▸ Directions: Rewrite the rows below with every "bullet-icon" swapped for "bullet-marker", keeping everything else the same.

=====

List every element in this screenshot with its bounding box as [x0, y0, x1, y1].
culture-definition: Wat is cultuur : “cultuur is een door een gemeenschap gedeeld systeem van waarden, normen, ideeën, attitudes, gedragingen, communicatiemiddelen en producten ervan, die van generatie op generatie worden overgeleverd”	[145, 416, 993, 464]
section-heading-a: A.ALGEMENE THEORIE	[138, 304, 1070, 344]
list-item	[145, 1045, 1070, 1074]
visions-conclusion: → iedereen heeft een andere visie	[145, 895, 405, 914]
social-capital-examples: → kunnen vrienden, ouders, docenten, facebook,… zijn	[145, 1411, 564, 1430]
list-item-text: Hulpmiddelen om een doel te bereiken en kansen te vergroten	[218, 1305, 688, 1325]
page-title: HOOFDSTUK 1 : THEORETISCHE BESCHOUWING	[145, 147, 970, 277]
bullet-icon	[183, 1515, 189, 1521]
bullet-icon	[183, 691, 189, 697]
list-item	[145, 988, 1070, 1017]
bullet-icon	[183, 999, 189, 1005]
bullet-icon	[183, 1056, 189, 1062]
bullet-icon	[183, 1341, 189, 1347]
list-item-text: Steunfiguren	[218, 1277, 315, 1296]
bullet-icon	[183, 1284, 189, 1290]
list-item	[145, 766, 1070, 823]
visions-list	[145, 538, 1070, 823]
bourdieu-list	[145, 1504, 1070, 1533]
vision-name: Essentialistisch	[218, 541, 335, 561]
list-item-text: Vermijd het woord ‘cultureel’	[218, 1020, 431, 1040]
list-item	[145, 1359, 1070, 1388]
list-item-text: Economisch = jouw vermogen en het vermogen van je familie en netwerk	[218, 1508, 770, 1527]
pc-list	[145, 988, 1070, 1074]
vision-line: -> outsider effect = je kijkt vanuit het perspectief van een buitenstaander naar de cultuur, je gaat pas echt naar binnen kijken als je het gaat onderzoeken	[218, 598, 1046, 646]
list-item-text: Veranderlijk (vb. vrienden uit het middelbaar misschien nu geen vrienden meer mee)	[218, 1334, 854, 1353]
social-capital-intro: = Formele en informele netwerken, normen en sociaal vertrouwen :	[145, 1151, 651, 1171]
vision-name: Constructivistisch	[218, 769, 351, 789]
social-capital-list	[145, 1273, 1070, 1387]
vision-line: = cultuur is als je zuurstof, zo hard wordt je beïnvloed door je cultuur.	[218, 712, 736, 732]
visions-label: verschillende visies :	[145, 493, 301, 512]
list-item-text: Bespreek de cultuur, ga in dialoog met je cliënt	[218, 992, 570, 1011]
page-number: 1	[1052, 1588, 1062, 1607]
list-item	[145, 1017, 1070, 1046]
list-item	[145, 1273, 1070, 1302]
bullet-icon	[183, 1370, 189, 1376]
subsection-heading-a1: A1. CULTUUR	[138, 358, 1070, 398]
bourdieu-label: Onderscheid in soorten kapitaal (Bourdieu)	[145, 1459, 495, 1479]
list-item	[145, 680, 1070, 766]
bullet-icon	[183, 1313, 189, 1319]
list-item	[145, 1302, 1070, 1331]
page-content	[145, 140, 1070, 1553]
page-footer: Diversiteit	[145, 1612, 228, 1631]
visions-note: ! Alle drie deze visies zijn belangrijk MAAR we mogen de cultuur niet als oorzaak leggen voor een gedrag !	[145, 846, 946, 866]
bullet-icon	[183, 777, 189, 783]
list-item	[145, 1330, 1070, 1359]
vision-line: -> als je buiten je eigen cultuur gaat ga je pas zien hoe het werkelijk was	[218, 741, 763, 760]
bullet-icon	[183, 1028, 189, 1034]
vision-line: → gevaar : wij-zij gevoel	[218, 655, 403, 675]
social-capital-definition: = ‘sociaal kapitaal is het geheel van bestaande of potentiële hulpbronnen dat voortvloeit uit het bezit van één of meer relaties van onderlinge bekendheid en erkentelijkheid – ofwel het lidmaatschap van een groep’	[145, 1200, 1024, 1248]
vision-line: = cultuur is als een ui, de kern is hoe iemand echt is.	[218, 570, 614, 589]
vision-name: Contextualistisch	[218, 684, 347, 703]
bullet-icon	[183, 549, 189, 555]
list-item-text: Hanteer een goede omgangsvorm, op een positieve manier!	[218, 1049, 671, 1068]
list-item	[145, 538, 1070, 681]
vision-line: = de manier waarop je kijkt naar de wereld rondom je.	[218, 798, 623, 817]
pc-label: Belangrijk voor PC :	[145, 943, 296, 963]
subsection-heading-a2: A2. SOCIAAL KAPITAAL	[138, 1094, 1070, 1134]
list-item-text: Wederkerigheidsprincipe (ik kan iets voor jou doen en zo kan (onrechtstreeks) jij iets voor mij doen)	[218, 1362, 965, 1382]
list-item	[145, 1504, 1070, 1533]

=====

▸ Output of the task:
List every element in this screenshot with its bounding box as [x0, y0, x1, y1].
culture-definition: Wat is cultuur : “cultuur is een door een gemeenschap gedeeld systeem van waarden, normen, ideeën, attitudes, gedragingen, communicatiemiddelen en producten ervan, die van generatie op generatie worden overgeleverd”	[145, 416, 993, 464]
section-heading-a: A.ALGEMENE THEORIE	[138, 304, 1070, 344]
list-item	[145, 1045, 1070, 1074]
visions-conclusion: → iedereen heeft een andere visie	[145, 895, 405, 914]
social-capital-examples: → kunnen vrienden, ouders, docenten, facebook,… zijn	[145, 1411, 564, 1430]
list-item-text: Hulpmiddelen om een doel te bereiken en kansen te vergroten	[218, 1305, 688, 1325]
page-title: HOOFDSTUK 1 : THEORETISCHE BESCHOUWING	[145, 147, 970, 277]
bullet-marker	[183, 1515, 189, 1521]
bullet-marker	[183, 691, 189, 697]
list-item	[145, 988, 1070, 1017]
bullet-marker	[183, 999, 189, 1005]
bullet-marker	[183, 1056, 189, 1062]
bullet-marker	[183, 1341, 189, 1347]
list-item-text: Steunfiguren	[218, 1277, 315, 1296]
bullet-marker	[183, 1284, 189, 1290]
list-item	[145, 766, 1070, 823]
visions-list	[145, 538, 1070, 823]
bourdieu-list	[145, 1504, 1070, 1533]
vision-name: Essentialistisch	[218, 541, 335, 561]
list-item-text: Vermijd het woord ‘cultureel’	[218, 1020, 431, 1040]
list-item	[145, 1359, 1070, 1388]
list-item-text: Economisch = jouw vermogen en het vermogen van je familie en netwerk	[218, 1508, 770, 1527]
pc-list	[145, 988, 1070, 1074]
vision-line: -> outsider effect = je kijkt vanuit het perspectief van een buitenstaander naar de cultuur, je gaat pas echt naar binnen kijken als je het gaat onderzoeken	[218, 598, 1046, 646]
list-item-text: Veranderlijk (vb. vrienden uit het middelbaar misschien nu geen vrienden meer mee)	[218, 1334, 854, 1353]
social-capital-intro: = Formele en informele netwerken, normen en sociaal vertrouwen :	[145, 1151, 651, 1171]
vision-name: Constructivistisch	[218, 769, 351, 789]
social-capital-list	[145, 1273, 1070, 1387]
vision-line: = cultuur is als je zuurstof, zo hard wordt je beïnvloed door je cultuur.	[218, 712, 736, 732]
visions-label: verschillende visies :	[145, 493, 301, 512]
list-item-text: Bespreek de cultuur, ga in dialoog met je cliënt	[218, 992, 570, 1011]
page-number: 1	[1052, 1588, 1062, 1607]
list-item	[145, 1017, 1070, 1046]
list-item	[145, 1273, 1070, 1302]
bullet-marker	[183, 1370, 189, 1376]
subsection-heading-a1: A1. CULTUUR	[138, 358, 1070, 398]
bourdieu-label: Onderscheid in soorten kapitaal (Bourdieu)	[145, 1459, 495, 1479]
list-item	[145, 680, 1070, 766]
bullet-marker	[183, 1313, 189, 1319]
list-item	[145, 1302, 1070, 1331]
page-content	[145, 140, 1070, 1553]
page-footer: Diversiteit	[145, 1612, 228, 1631]
visions-note: ! Alle drie deze visies zijn belangrijk MAAR we mogen de cultuur niet als oorzaak leggen voor een gedrag !	[145, 846, 946, 866]
bullet-marker	[183, 777, 189, 783]
list-item	[145, 1330, 1070, 1359]
vision-line: -> als je buiten je eigen cultuur gaat ga je pas zien hoe het werkelijk was	[218, 741, 763, 760]
bullet-marker	[183, 1028, 189, 1034]
vision-line: → gevaar : wij-zij gevoel	[218, 655, 403, 675]
social-capital-definition: = ‘sociaal kapitaal is het geheel van bestaande of potentiële hulpbronnen dat voortvloeit uit het bezit van één of meer relaties van onderlinge bekendheid en erkentelijkheid – ofwel het lidmaatschap van een groep’	[145, 1200, 1024, 1248]
vision-line: = cultuur is als een ui, de kern is hoe iemand echt is.	[218, 570, 614, 589]
vision-name: Contextualistisch	[218, 684, 347, 703]
bullet-marker	[183, 549, 189, 555]
list-item-text: Hanteer een goede omgangsvorm, op een positieve manier!	[218, 1049, 671, 1068]
list-item	[145, 538, 1070, 681]
vision-line: = de manier waarop je kijkt naar de wereld rondom je.	[218, 798, 623, 817]
pc-label: Belangrijk voor PC :	[145, 943, 296, 963]
subsection-heading-a2: A2. SOCIAAL KAPITAAL	[138, 1094, 1070, 1134]
list-item-text: Wederkerigheidsprincipe (ik kan iets voor jou doen en zo kan (onrechtstreeks) jij iets voor mij doen)	[218, 1362, 965, 1382]
list-item	[145, 1504, 1070, 1533]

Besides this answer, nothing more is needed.